Given instruction: Retype the records that come next, word for word.

Extracted information:
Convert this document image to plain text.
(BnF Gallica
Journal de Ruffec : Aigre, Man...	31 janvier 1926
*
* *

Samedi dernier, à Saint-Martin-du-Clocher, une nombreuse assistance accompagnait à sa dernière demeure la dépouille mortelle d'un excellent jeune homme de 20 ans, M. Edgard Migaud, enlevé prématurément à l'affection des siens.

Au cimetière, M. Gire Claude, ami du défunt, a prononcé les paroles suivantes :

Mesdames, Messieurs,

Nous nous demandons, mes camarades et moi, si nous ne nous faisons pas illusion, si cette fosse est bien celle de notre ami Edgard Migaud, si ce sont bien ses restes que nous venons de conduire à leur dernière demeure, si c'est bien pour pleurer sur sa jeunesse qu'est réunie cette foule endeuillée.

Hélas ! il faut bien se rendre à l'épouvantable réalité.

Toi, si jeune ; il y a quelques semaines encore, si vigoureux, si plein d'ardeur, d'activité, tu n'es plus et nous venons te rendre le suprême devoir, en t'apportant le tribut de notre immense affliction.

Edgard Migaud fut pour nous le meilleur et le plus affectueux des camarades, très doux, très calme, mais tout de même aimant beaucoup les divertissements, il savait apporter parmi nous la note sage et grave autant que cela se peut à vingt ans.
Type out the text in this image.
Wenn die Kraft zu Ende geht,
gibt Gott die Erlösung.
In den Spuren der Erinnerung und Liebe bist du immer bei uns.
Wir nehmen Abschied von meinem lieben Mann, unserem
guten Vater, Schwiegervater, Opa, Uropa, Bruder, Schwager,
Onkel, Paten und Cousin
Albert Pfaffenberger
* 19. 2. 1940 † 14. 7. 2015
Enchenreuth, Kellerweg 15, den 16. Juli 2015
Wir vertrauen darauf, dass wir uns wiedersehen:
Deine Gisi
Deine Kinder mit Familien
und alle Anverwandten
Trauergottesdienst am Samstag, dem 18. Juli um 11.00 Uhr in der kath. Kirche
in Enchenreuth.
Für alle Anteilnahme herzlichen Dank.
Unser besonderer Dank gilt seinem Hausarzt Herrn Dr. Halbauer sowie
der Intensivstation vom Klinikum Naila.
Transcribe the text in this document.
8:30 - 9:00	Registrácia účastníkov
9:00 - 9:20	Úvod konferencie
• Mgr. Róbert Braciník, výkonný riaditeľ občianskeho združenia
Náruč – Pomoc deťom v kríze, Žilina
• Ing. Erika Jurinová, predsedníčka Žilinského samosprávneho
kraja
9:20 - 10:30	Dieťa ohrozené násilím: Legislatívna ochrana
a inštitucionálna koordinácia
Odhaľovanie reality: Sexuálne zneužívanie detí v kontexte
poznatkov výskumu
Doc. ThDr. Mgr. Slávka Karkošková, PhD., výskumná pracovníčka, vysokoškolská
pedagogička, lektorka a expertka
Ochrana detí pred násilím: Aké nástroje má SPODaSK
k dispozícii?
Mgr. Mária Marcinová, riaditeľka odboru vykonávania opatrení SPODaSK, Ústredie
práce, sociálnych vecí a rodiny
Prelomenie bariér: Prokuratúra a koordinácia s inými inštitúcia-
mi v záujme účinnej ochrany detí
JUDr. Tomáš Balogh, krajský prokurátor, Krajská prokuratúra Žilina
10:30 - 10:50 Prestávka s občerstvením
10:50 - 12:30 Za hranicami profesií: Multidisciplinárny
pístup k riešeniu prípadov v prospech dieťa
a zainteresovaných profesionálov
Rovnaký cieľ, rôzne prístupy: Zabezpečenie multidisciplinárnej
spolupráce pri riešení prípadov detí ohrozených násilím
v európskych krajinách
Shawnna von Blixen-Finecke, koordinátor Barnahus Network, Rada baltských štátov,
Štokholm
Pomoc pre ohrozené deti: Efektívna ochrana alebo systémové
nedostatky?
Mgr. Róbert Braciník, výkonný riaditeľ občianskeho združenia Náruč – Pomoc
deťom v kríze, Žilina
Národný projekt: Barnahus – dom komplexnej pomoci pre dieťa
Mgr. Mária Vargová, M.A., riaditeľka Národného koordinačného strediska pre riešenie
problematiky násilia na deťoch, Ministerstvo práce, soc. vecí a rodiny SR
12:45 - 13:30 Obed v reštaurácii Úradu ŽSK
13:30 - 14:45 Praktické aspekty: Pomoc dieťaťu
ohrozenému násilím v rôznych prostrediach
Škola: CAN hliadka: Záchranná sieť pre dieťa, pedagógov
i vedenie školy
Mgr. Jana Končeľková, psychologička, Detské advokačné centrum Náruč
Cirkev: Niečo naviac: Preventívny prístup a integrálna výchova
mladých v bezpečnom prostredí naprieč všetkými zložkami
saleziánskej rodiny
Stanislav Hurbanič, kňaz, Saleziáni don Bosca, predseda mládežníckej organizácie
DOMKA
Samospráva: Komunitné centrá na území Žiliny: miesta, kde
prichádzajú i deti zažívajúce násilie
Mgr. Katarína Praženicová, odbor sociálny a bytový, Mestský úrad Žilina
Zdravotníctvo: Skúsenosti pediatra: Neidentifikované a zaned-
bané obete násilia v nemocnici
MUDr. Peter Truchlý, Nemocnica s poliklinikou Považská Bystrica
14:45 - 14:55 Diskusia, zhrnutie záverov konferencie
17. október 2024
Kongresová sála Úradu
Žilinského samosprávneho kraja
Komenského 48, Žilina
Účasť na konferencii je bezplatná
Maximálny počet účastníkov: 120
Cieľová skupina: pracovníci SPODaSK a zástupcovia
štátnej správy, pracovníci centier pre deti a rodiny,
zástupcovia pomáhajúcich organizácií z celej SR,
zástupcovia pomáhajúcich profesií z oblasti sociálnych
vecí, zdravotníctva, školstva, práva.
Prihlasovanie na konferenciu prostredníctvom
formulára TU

Completed exercise:
Convert this document image to plain text.
(BnF Gallica
Journal de Ruffec : Aigre, Man...	31 janvier 1926
*
* *

Samedi dernier, à Saint-Martin-du-Clocher, une nombreuse assistance accompagnait à sa dernière demeure la dépouille mortelle d'un excellent jeune homme de 20 ans, M. Edgard Migaud, enlevé prématurément à l'affection des siens.

Au cimetière, M. Gire Claude, ami du défunt, a prononcé les paroles suivantes :

Mesdames, Messieurs,

Nous nous demandons, mes camarades et moi, si nous ne nous faisons pas illusion, si cette fosse est bien celle de notre ami Edgard Migaud, si ce sont bien ses restes que nous venons de conduire à leur dernière demeure, si c'est bien pour pleurer sur sa jeunesse qu'est réunie cette foule endeuillée.

Hélas ! il faut bien se rendre à l'épouvantable réalité.

Toi, si jeune ; il y a quelques semaines encore, si vigoureux, si plein d'ardeur, d'activité, tu n'es plus et nous venons te rendre le suprême devoir, en t'apportant le tribut de notre immense affliction.

Edgard Migaud fut pour nous le meilleur et le plus affectueux des camarades, très doux, très calme, mais tout de même aimant beaucoup les divertissements, il savait apporter parmi nous la note sage et grave autant que cela se peut à vingt ans.
Type out the text in this image.
Wenn die Kraft zu Ende geht,
gibt Gott die Erlösung.
In den Spuren der Erinnerung und Liebe bist du immer bei uns.
Wir nehmen Abschied von meinem lieben Mann, unserem
guten Vater, Schwiegervater, Opa, Uropa, Bruder, Schwager,
Onkel, Paten und Cousin
Albert Pfaffenberger
* 19. 2. 1940 † 14. 7. 2015
Enchenreuth, Kellerweg 15, den 16. Juli 2015
Wir vertrauen darauf, dass wir uns wiedersehen:
Deine Gisi
Deine Kinder mit Familien
und alle Anverwandten
Trauergottesdienst am Samstag, dem 18. Juli um 11.00 Uhr in der kath. Kirche
in Enchenreuth.
Für alle Anteilnahme herzlichen Dank.
Unser besonderer Dank gilt seinem Hausarzt Herrn Dr. Halbauer sowie
der Intensivstation vom Klinikum Naila.
Transcribe the text in this document.
8:30 - 9:00	Registrácia účastníkov
9:00 - 9:20	Úvod konferencie
• Mgr. Róbert Braciník, výkonný riaditeľ občianskeho združenia
Náruč – Pomoc deťom v kríze, Žilina
• Ing. Erika Jurinová, predsedníčka Žilinského samosprávneho
kraja
9:20 - 10:30	Dieťa ohrozené násilím: Legislatívna ochrana
a inštitucionálna koordinácia
Odhaľovanie reality: Sexuálne zneužívanie detí v kontexte
poznatkov výskumu
Doc. ThDr. Mgr. Slávka Karkošková, PhD., výskumná pracovníčka, vysokoškolská
pedagogička, lektorka a expertka
Ochrana detí pred násilím: Aké nástroje má SPODaSK
k dispozícii?
Mgr. Mária Marcinová, riaditeľka odboru vykonávania opatrení SPODaSK, Ústredie
práce, sociálnych vecí a rodiny
Prelomenie bariér: Prokuratúra a koordinácia s inými inštitúcia-
mi v záujme účinnej ochrany detí
JUDr. Tomáš Balogh, krajský prokurátor, Krajská prokuratúra Žilina
10:30 - 10:50 Prestávka s občerstvením
10:50 - 12:30 Za hranicami profesií: Multidisciplinárny
pístup k riešeniu prípadov v prospech dieťa
a zainteresovaných profesionálov
Rovnaký cieľ, rôzne prístupy: Zabezpečenie multidisciplinárnej
spolupráce pri riešení prípadov detí ohrozených násilím
v európskych krajinách
Shawnna von Blixen-Finecke, koordinátor Barnahus Network, Rada baltských štátov,
Štokholm
Pomoc pre ohrozené deti: Efektívna ochrana alebo systémové
nedostatky?
Mgr. Róbert Braciník, výkonný riaditeľ občianskeho združenia Náruč – Pomoc
deťom v kríze, Žilina
Národný projekt: Barnahus – dom komplexnej pomoci pre dieťa
Mgr. Mária Vargová, M.A., riaditeľka Národného koordinačného strediska pre riešenie
problematiky násilia na deťoch, Ministerstvo práce, soc. vecí a rodiny SR
12:45 - 13:30 Obed v reštaurácii Úradu ŽSK
13:30 - 14:45 Praktické aspekty: Pomoc dieťaťu
ohrozenému násilím v rôznych prostrediach
Škola: CAN hliadka: Záchranná sieť pre dieťa, pedagógov
i vedenie školy
Mgr. Jana Končeľková, psychologička, Detské advokačné centrum Náruč
Cirkev: Niečo naviac: Preventívny prístup a integrálna výchova
mladých v bezpečnom prostredí naprieč všetkými zložkami
saleziánskej rodiny
Stanislav Hurbanič, kňaz, Saleziáni don Bosca, predseda mládežníckej organizácie
DOMKA
Samospráva: Komunitné centrá na území Žiliny: miesta, kde
prichádzajú i deti zažívajúce násilie
Mgr. Katarína Praženicová, odbor sociálny a bytový, Mestský úrad Žilina
Zdravotníctvo: Skúsenosti pediatra: Neidentifikované a zaned-
bané obete násilia v nemocnici
MUDr. Peter Truchlý, Nemocnica s poliklinikou Považská Bystrica
14:45 - 14:55 Diskusia, zhrnutie záverov konferencie
17. október 2024
Kongresová sála Úradu
Žilinského samosprávneho kraja
Komenského 48, Žilina
Účasť na konferencii je bezplatná
Maximálny počet účastníkov: 120
Cieľová skupina: pracovníci SPODaSK a zástupcovia
štátnej správy, pracovníci centier pre deti a rodiny,
zástupcovia pomáhajúcich organizácií z celej SR,
zástupcovia pomáhajúcich profesií z oblasti sociálnych
vecí, zdravotníctva, školstva, práva.
Prihlasovanie na konferenciu prostredníctvom
formulára TU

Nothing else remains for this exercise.